▶ WORK REQUIRED:
Copy each line below exactly and leave the pictures out.

+ + +

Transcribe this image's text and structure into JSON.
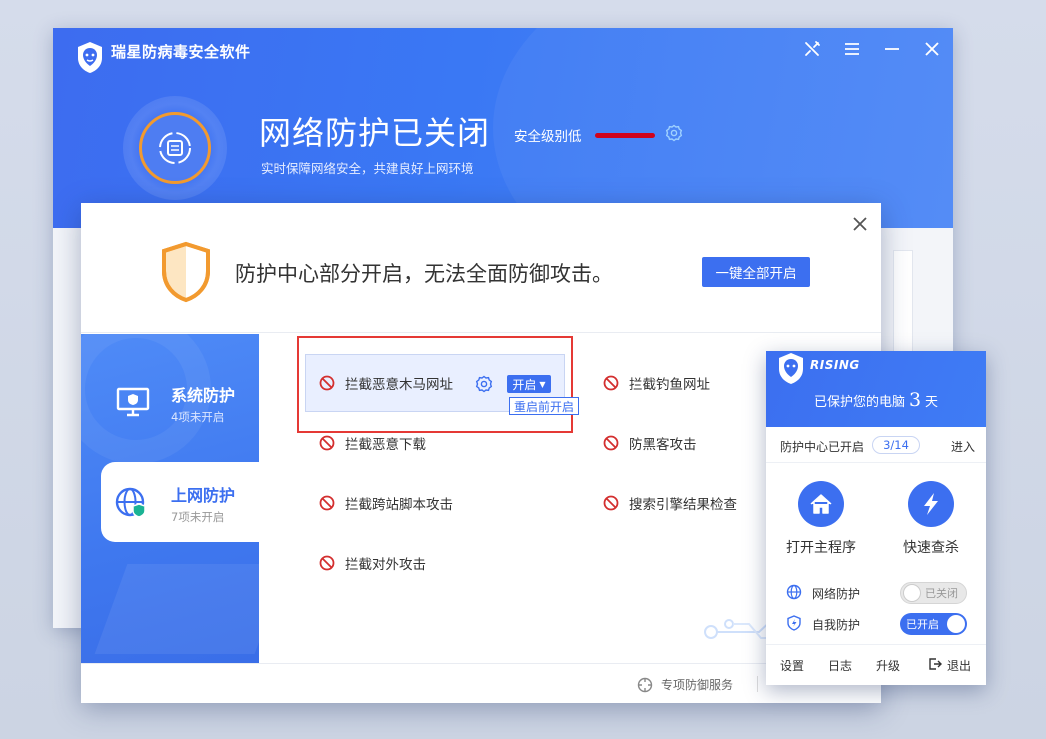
{
  "main": {
    "app_title": "瑞星防病毒安全软件",
    "status_title": "网络防护已关闭",
    "status_subtitle": "实时保障网络安全，共建良好上网环境",
    "security_level_label": "安全级别低",
    "colors": {
      "header": "#3d6cf0",
      "level_bar": "#d0021b",
      "shield_ring": "#f29a2f"
    },
    "window_icons": [
      "tools-icon",
      "menu-icon",
      "minimize-icon",
      "close-icon"
    ]
  },
  "dialog": {
    "warning_text": "防护中心部分开启，无法全面防御攻击。",
    "enable_all_label": "一键全部开启",
    "nav": [
      {
        "title": "系统防护",
        "subtitle": "4项未开启"
      },
      {
        "title": "上网防护",
        "subtitle": "7项未开启"
      }
    ],
    "items": {
      "trojan_url": "拦截恶意木马网址",
      "phishing_url": "拦截钓鱼网址",
      "malicious_download": "拦截恶意下载",
      "anti_hacker": "防黑客攻击",
      "xss": "拦截跨站脚本攻击",
      "search_check": "搜索引擎结果检查",
      "outbound_attack": "拦截对外攻击"
    },
    "trojan_open_label": "开启",
    "trojan_tooltip": "重启前开启",
    "footer_service": "专项防御服务",
    "colors": {
      "accent": "#3c6ff0",
      "ban": "#d32f2f",
      "highlight_frame": "#e53935"
    }
  },
  "mini": {
    "brand": "RISING",
    "protected_prefix": "已保护您的电脑",
    "protected_days": "3",
    "protected_suffix": "天",
    "center_label": "防护中心已开启",
    "center_count": "3/14",
    "enter_label": "进入",
    "open_main_label": "打开主程序",
    "quick_scan_label": "快速查杀",
    "net_protect_label": "网络防护",
    "net_protect_state": "已关闭",
    "self_protect_label": "自我防护",
    "self_protect_state": "已开启",
    "footer": {
      "settings": "设置",
      "log": "日志",
      "upgrade": "升级",
      "exit": "退出"
    }
  }
}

+ + +

▶ FINISHED EXERCISE:
Transcribe this image's text and structure into JSON.
{
  "main": {
    "app_title": "瑞星防病毒安全软件",
    "status_title": "网络防护已关闭",
    "status_subtitle": "实时保障网络安全，共建良好上网环境",
    "security_level_label": "安全级别低",
    "colors": {
      "header": "#3d6cf0",
      "level_bar": "#d0021b",
      "shield_ring": "#f29a2f"
    },
    "window_icons": [
      "tools-icon",
      "menu-icon",
      "minimize-icon",
      "close-icon"
    ]
  },
  "dialog": {
    "warning_text": "防护中心部分开启，无法全面防御攻击。",
    "enable_all_label": "一键全部开启",
    "nav": [
      {
        "title": "系统防护",
        "subtitle": "4项未开启"
      },
      {
        "title": "上网防护",
        "subtitle": "7项未开启"
      }
    ],
    "items": {
      "trojan_url": "拦截恶意木马网址",
      "phishing_url": "拦截钓鱼网址",
      "malicious_download": "拦截恶意下载",
      "anti_hacker": "防黑客攻击",
      "xss": "拦截跨站脚本攻击",
      "search_check": "搜索引擎结果检查",
      "outbound_attack": "拦截对外攻击"
    },
    "trojan_open_label": "开启",
    "trojan_tooltip": "重启前开启",
    "footer_service": "专项防御服务",
    "colors": {
      "accent": "#3c6ff0",
      "ban": "#d32f2f",
      "highlight_frame": "#e53935"
    }
  },
  "mini": {
    "brand": "RISING",
    "protected_prefix": "已保护您的电脑",
    "protected_days": "3",
    "protected_suffix": "天",
    "center_label": "防护中心已开启",
    "center_count": "3/14",
    "enter_label": "进入",
    "open_main_label": "打开主程序",
    "quick_scan_label": "快速查杀",
    "net_protect_label": "网络防护",
    "net_protect_state": "已关闭",
    "self_protect_label": "自我防护",
    "self_protect_state": "已开启",
    "footer": {
      "settings": "设置",
      "log": "日志",
      "upgrade": "升级",
      "exit": "退出"
    }
  }
}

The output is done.